- [Records for this task]:
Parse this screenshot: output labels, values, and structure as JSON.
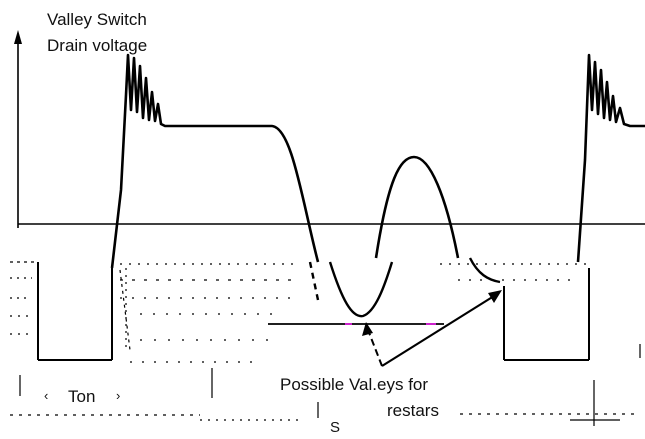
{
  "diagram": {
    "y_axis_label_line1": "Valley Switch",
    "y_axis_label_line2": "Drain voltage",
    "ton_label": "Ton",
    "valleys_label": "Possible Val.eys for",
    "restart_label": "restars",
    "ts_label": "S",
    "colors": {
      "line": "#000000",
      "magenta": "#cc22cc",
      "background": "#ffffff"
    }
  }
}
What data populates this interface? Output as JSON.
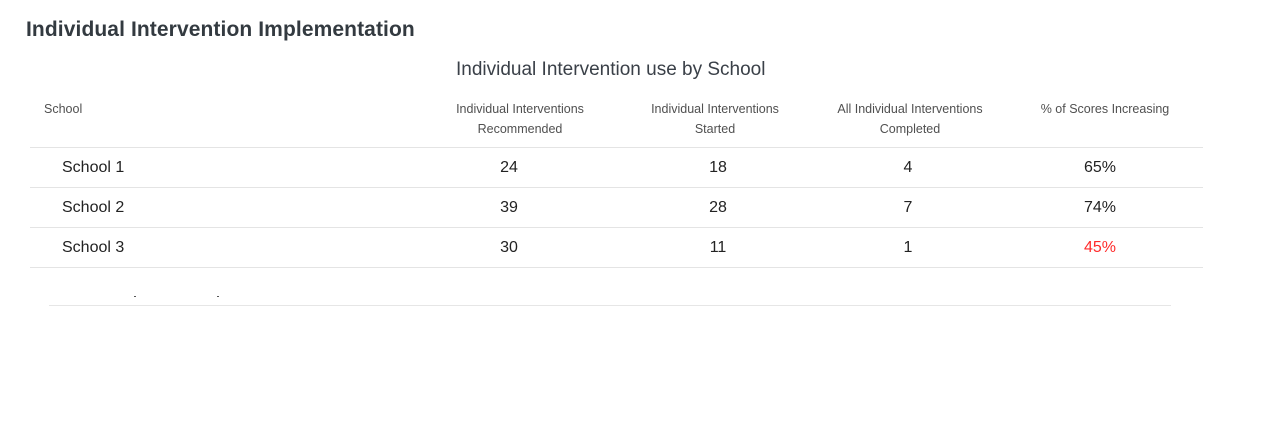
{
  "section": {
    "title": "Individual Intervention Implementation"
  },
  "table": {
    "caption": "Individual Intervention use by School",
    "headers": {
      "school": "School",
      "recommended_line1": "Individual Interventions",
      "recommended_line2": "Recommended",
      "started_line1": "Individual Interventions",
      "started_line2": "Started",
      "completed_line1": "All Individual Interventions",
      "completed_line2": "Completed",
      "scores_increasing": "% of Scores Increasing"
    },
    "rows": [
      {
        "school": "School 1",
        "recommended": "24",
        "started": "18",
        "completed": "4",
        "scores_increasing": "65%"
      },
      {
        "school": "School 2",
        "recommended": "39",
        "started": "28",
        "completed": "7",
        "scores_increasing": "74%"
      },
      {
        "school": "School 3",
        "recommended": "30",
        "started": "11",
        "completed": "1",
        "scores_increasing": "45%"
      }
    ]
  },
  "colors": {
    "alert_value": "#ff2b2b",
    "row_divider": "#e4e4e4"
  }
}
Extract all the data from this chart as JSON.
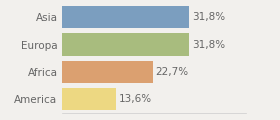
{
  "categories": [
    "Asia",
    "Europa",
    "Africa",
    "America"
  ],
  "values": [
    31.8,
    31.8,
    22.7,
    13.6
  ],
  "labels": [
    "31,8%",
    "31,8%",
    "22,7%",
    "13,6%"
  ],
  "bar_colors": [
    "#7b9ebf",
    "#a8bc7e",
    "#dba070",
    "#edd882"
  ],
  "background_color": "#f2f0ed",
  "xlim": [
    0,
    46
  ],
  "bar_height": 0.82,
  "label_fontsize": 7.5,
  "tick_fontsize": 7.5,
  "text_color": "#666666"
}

- [Required work]:
Except for the pictures, print the data above exactly.

- [Expected answer]:
Parse this screenshot: output labels, values, and structure as JSON.
{
  "diagram": {
    "y_axis_label_line1": "Valley Switch",
    "y_axis_label_line2": "Drain voltage",
    "ton_label": "Ton",
    "valleys_label": "Possible Val.eys for",
    "restart_label": "restars",
    "ts_label": "S",
    "colors": {
      "line": "#000000",
      "magenta": "#cc22cc",
      "background": "#ffffff"
    }
  }
}
What data populates this interface? Output as JSON.
{
  "section": {
    "title": "Individual Intervention Implementation"
  },
  "table": {
    "caption": "Individual Intervention use by School",
    "headers": {
      "school": "School",
      "recommended_line1": "Individual Interventions",
      "recommended_line2": "Recommended",
      "started_line1": "Individual Interventions",
      "started_line2": "Started",
      "completed_line1": "All Individual Interventions",
      "completed_line2": "Completed",
      "scores_increasing": "% of Scores Increasing"
    },
    "rows": [
      {
        "school": "School 1",
        "recommended": "24",
        "started": "18",
        "completed": "4",
        "scores_increasing": "65%"
      },
      {
        "school": "School 2",
        "recommended": "39",
        "started": "28",
        "completed": "7",
        "scores_increasing": "74%"
      },
      {
        "school": "School 3",
        "recommended": "30",
        "started": "11",
        "completed": "1",
        "scores_increasing": "45%"
      }
    ]
  },
  "colors": {
    "alert_value": "#ff2b2b",
    "row_divider": "#e4e4e4"
  }
}
Extract all the data from this chart as JSON.
{
  "categories": [
    "Asia",
    "Europa",
    "Africa",
    "America"
  ],
  "values": [
    31.8,
    31.8,
    22.7,
    13.6
  ],
  "labels": [
    "31,8%",
    "31,8%",
    "22,7%",
    "13,6%"
  ],
  "bar_colors": [
    "#7b9ebf",
    "#a8bc7e",
    "#dba070",
    "#edd882"
  ],
  "background_color": "#f2f0ed",
  "xlim": [
    0,
    46
  ],
  "bar_height": 0.82,
  "label_fontsize": 7.5,
  "tick_fontsize": 7.5,
  "text_color": "#666666"
}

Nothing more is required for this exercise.